**WORK TO DO**
Report, word for word, every line of the material that contains "created".

**MATERIAL PROVIDED**
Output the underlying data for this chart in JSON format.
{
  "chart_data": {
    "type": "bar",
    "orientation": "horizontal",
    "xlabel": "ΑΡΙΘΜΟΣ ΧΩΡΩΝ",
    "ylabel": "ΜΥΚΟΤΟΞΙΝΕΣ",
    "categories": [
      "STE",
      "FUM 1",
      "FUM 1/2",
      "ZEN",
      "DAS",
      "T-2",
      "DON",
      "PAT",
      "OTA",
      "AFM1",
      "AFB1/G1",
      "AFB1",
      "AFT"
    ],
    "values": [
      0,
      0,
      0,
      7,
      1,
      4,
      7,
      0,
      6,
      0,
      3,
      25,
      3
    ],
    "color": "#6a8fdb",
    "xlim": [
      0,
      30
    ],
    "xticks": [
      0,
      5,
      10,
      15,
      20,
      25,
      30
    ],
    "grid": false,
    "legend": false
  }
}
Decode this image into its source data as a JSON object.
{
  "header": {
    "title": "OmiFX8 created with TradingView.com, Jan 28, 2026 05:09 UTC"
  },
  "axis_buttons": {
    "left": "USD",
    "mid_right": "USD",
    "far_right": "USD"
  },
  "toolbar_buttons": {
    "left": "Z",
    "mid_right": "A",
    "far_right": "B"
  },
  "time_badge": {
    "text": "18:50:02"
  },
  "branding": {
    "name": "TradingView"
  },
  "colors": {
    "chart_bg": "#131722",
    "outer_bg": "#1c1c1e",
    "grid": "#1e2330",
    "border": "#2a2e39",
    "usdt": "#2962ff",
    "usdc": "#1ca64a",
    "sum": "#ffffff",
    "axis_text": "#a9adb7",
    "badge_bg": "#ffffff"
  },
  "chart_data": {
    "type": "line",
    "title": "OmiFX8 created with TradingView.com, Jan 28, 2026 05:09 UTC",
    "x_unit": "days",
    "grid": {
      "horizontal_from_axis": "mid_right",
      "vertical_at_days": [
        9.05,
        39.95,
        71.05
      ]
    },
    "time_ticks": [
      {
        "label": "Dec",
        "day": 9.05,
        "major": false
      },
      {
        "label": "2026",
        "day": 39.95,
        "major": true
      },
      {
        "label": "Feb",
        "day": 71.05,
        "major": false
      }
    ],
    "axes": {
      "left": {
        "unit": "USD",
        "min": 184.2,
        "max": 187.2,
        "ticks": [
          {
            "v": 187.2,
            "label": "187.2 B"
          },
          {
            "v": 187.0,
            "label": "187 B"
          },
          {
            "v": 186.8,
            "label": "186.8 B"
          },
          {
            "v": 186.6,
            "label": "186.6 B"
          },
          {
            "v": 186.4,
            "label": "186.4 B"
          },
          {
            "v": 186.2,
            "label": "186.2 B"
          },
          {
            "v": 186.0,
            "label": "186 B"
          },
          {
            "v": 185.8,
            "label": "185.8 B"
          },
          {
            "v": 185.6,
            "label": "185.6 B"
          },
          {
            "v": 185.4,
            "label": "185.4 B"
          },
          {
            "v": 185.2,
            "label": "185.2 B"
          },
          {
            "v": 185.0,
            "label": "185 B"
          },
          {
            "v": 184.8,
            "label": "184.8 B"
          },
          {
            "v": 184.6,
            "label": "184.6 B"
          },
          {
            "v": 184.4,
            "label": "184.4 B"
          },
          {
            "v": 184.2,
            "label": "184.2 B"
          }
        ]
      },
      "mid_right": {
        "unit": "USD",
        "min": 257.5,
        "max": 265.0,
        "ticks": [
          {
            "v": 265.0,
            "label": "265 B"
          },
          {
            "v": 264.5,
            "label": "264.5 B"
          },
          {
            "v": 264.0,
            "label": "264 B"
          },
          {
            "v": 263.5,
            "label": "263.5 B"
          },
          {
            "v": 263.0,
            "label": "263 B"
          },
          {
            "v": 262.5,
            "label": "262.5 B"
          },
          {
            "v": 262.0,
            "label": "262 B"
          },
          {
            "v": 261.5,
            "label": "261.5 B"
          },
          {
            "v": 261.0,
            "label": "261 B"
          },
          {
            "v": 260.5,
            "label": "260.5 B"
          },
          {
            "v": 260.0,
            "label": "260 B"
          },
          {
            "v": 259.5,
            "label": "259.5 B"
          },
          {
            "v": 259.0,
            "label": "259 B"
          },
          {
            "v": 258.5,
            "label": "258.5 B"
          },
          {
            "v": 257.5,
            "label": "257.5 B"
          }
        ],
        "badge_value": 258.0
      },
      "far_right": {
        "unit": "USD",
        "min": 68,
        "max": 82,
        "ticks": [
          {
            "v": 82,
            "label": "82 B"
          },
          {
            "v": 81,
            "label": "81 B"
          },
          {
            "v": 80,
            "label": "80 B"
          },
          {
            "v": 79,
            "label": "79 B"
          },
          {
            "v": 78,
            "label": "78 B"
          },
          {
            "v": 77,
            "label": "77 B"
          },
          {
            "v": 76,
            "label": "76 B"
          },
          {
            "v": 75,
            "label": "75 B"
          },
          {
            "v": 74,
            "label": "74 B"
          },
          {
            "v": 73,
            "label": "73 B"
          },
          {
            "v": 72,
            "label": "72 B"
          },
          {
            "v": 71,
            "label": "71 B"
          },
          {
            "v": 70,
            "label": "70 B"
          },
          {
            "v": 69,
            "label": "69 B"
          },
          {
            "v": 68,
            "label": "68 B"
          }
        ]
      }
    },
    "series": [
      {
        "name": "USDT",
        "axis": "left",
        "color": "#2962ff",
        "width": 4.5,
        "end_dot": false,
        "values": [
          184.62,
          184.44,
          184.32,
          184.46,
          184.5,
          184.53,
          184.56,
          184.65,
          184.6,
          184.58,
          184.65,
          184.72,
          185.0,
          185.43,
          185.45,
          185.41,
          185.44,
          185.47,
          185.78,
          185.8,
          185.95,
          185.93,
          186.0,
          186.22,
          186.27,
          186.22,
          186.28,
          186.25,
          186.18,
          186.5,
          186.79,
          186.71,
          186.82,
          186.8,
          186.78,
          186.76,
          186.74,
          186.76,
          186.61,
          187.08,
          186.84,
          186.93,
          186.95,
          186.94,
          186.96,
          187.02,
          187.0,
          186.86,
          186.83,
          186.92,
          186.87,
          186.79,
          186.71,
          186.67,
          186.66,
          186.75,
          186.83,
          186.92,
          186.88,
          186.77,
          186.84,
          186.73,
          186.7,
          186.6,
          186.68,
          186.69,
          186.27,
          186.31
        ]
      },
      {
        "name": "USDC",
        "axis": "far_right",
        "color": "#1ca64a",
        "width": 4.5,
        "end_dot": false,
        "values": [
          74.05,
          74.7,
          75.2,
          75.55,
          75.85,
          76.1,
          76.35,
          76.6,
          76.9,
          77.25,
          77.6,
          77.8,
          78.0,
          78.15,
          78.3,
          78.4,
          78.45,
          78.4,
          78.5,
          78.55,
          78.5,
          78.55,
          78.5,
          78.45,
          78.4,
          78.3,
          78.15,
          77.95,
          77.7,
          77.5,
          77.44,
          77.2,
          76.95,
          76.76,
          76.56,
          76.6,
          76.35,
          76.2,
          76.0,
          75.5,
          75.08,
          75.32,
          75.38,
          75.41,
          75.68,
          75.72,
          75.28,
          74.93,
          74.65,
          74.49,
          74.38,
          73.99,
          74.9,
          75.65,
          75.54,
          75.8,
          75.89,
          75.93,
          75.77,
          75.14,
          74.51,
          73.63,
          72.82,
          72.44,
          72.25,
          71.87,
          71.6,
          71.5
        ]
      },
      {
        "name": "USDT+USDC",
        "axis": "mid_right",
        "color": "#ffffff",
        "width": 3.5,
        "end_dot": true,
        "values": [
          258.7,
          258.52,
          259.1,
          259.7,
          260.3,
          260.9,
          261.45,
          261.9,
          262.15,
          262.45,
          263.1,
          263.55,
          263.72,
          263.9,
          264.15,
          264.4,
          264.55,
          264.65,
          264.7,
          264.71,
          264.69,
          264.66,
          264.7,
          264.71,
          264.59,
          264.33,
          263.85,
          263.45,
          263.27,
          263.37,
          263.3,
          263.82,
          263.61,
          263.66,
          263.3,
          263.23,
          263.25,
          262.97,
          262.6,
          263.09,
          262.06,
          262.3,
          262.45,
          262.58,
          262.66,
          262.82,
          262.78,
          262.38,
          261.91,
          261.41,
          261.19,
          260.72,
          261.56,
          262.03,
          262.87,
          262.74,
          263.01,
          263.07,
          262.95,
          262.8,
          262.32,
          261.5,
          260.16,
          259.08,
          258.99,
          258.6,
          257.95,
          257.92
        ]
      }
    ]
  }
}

**CORRECT RESPONSE**
    "title": "OmiFX8 created with TradingView.com, Jan 28, 2026 05:09 UTC"
    "title": "OmiFX8 created with TradingView.com, Jan 28, 2026 05:09 UTC",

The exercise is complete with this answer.